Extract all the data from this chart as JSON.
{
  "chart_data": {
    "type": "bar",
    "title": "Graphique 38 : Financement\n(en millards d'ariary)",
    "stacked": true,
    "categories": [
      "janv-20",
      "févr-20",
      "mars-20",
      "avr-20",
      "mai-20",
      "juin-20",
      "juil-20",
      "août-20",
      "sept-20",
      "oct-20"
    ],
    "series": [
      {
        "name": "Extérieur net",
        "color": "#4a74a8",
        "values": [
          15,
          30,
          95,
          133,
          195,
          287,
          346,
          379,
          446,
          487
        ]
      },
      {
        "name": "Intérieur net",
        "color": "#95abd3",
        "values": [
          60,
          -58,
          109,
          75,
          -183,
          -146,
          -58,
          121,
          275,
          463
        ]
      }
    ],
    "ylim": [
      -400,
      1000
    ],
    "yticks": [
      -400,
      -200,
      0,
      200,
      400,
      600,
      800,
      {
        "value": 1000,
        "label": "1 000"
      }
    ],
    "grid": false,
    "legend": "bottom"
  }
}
******
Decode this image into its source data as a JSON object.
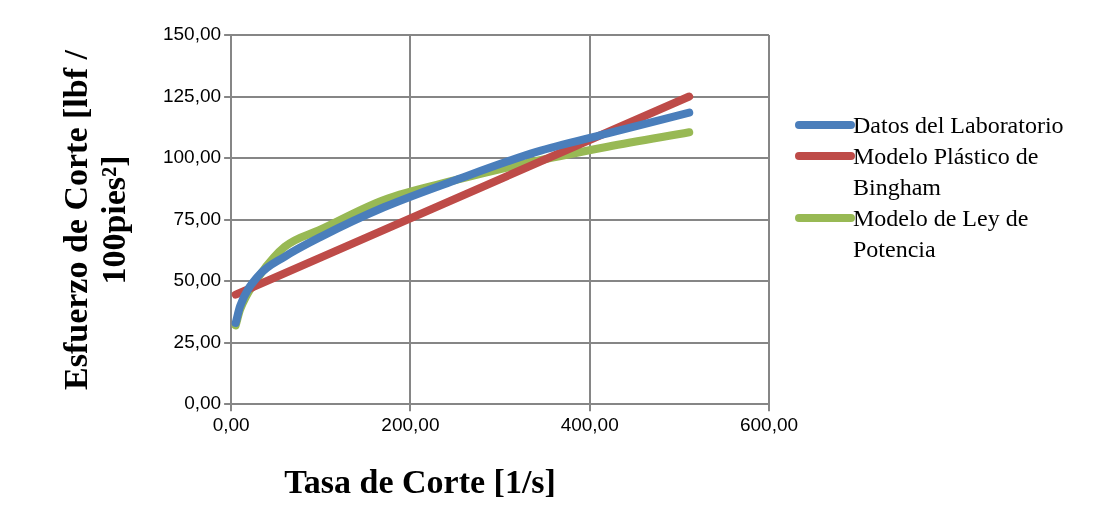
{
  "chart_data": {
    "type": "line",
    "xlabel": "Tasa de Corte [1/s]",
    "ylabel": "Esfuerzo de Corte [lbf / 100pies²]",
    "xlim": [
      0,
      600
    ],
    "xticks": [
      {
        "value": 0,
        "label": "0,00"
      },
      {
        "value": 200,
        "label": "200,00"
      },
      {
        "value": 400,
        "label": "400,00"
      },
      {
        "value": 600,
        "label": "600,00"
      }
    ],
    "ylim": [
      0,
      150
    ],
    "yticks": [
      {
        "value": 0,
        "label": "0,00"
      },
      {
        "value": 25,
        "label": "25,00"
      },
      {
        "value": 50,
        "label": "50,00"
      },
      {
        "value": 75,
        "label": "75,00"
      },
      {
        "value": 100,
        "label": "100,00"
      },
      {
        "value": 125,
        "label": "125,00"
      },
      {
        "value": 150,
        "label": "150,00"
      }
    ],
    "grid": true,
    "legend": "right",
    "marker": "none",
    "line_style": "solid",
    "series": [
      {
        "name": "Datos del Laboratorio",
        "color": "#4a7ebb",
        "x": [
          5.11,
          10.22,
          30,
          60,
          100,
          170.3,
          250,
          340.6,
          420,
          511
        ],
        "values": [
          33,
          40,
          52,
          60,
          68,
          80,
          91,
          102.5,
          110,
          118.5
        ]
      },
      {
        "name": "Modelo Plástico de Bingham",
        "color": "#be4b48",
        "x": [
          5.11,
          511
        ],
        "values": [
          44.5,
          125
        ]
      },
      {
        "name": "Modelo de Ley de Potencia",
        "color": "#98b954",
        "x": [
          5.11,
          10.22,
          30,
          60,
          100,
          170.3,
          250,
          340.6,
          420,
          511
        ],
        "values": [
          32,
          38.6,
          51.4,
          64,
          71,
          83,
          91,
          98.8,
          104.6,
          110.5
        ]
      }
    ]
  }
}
******
- **TASK GOAL**: From the listing above, copy every line that holds the string "Corte".

- **FULL SOLUTION**:
    "xlabel": "Tasa de Corte [1/s]",
    "ylabel": "Esfuerzo de Corte [lbf / 100pies²]",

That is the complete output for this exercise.